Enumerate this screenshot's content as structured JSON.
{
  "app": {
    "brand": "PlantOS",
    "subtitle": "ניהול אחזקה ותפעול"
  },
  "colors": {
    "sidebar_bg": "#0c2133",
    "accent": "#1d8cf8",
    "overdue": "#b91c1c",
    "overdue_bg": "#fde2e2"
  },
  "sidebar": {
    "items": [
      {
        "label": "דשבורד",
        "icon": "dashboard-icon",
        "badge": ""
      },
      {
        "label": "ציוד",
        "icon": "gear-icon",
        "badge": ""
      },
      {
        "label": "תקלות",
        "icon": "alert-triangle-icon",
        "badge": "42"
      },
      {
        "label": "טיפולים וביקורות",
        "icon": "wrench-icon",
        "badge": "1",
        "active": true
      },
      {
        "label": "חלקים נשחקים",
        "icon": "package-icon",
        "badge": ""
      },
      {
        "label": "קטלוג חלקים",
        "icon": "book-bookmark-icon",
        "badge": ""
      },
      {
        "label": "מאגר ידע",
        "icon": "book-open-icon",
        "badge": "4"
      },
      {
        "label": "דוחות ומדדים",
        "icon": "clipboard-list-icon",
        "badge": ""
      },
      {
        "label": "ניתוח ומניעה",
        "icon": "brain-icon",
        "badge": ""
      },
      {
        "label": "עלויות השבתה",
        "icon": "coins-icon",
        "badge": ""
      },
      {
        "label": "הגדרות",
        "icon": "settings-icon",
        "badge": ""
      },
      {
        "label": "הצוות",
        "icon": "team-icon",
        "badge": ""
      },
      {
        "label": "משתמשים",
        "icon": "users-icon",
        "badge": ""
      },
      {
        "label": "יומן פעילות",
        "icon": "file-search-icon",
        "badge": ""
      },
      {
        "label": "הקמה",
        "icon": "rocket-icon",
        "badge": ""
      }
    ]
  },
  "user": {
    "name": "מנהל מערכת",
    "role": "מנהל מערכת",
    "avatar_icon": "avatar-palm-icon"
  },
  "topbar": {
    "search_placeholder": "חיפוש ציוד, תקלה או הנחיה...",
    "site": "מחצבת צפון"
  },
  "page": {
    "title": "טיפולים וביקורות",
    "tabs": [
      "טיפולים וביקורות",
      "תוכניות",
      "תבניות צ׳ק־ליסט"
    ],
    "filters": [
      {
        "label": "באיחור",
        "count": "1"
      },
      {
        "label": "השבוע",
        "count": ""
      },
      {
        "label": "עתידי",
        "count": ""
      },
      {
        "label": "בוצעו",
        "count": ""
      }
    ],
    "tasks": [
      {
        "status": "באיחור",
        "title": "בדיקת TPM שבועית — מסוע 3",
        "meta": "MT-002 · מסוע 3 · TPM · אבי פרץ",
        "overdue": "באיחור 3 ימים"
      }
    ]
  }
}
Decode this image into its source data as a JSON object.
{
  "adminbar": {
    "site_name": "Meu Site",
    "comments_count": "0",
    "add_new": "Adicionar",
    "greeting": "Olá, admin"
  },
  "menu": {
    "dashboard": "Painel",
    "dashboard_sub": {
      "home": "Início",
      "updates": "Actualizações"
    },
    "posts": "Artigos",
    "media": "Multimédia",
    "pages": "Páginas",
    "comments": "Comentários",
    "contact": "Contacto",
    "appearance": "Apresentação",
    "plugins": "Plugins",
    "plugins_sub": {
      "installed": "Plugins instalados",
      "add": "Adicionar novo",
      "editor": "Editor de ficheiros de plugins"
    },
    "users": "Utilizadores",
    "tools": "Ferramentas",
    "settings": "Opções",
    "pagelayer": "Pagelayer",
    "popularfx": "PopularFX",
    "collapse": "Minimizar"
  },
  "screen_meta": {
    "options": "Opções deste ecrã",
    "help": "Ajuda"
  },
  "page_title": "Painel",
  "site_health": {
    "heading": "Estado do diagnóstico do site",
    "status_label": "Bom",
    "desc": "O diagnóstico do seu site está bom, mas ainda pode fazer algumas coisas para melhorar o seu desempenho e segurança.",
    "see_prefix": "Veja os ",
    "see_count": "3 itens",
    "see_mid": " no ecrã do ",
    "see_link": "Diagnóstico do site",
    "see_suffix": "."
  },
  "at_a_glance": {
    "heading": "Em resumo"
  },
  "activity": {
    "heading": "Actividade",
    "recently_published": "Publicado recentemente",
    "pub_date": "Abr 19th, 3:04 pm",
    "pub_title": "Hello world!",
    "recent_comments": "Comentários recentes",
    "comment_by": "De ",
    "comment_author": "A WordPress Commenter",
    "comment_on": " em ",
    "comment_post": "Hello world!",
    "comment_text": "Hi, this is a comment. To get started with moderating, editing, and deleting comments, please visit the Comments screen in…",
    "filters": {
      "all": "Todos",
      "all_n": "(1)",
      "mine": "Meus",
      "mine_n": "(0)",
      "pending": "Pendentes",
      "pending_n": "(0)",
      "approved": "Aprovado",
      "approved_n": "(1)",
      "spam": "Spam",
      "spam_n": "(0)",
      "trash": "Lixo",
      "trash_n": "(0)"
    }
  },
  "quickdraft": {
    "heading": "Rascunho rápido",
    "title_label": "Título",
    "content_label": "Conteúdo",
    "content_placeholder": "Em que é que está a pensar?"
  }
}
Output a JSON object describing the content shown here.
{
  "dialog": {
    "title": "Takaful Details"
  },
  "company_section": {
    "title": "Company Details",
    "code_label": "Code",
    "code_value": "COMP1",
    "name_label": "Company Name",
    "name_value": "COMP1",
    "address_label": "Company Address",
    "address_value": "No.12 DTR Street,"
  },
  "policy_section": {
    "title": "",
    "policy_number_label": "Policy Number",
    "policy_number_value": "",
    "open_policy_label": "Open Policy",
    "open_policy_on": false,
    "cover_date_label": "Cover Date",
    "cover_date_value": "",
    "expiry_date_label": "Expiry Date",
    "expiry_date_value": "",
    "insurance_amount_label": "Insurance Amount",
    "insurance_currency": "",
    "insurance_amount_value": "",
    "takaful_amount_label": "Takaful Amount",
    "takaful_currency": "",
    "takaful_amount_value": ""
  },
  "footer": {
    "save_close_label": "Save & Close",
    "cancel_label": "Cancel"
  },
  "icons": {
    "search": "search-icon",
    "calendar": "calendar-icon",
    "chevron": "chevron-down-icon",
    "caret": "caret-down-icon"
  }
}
★ ★ ★ ★ ★ ★ ★
Directions:
Select every line of the records holding the string "users".

Task result:
        "icon": "users-icon",
    "users": "Utilizadores",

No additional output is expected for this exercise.